Consigna 1: Según el texto sobre la llegada a París, ¿en qué distrito de la ciudad se alojaron Enrique, Vanessa y quien narra?
Consigna 2: Prosigue el texto sobre los compatriotas en París a partir de su última oración.

Fragmento del texto:
_____

La tramontana, el viento frío que viene del norte de España, nos hizo dejar Menorca y viajar a París, donde encontramos a todos nuestros compatriotas autoexiliados por diversas razones. Enrique, yo y nuestra hija Vanessa llegamos en 1978 y nos alojamos en el Distrito XVI, un barrio residencial, en las buhardillas de un séptimo piso. Esos cuartos estaban destinados a las empleadas del hogar, pero los parisinos los alquilaban a los extranjeros. El edificio de la calle George Mandel, por ejemplo, ubicado cerca de la Plaza del Trocadero, era enorme y las habitaciones las ocupaban africanos o españoles. La mayoría de poetas y pintores peruanos tenía un cuarto en el séptimo piso de ese elegante predio.
Se organizaban recitales en locales prestigiosos como la librería Shakespeare and Company, charlas interminables, partidos de fútbol en el Bois de Boulogne, peregrinaciones a la tumba de Vallejo en Montparnasse y tertulias hasta el amanecer.

_____

Material proporcionado:
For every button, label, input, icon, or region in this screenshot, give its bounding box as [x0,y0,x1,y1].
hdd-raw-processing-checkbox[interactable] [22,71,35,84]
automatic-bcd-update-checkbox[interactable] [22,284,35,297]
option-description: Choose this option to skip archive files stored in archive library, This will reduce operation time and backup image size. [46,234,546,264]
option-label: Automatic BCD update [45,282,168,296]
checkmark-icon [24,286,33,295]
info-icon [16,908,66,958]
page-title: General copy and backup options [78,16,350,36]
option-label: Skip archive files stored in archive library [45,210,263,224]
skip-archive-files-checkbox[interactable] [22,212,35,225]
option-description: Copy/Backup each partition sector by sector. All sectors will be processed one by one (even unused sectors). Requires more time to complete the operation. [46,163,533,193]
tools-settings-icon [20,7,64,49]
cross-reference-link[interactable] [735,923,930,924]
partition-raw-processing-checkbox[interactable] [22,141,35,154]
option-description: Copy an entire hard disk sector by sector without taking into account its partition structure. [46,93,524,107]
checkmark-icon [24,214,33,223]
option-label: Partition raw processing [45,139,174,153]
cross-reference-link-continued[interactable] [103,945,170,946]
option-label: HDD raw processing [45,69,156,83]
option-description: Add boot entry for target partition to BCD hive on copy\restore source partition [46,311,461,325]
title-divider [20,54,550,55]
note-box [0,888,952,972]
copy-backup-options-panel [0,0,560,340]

_____

Respuesta 1: En el Distrito XVI.

Respuesta 2:
Enrique y yo escribíamos y trabajábamos en aquello que se nos presentara: él en alguna feria como vigilante; yo, limpiando casas. Vanessa se quedaba en la Escuela Maternal, donde había ingresado desde los tres años y donde podía permanecer incluso en días feriados hasta las seis de la tarde.
En los años ochenta la colonia peruana se dispersó y regresamos a Lima, justo cuando estallaba la violencia de Sendero Luminoso. Mucho antes de eso, a mediados de los 70, cuando supe que había empezado a escribir su maravilloso "Monte de goce" en un hospital, percibí que estaba frente a un verdadero ángel. Yo ya había leído sobre los dramáticos destinos de Nietzsche, Van Gogh, Hölderlin y Trakl. Y Enrique pertenecía a esa grey. Creo que por eso nuestros caminos se bifurcaron: él necesitaba más, todo un mundo de lectores, que felizmente tuvo en los últimos diez años de su vida, cuando su fama empezó a crecer, especialmente entre los jóvenes.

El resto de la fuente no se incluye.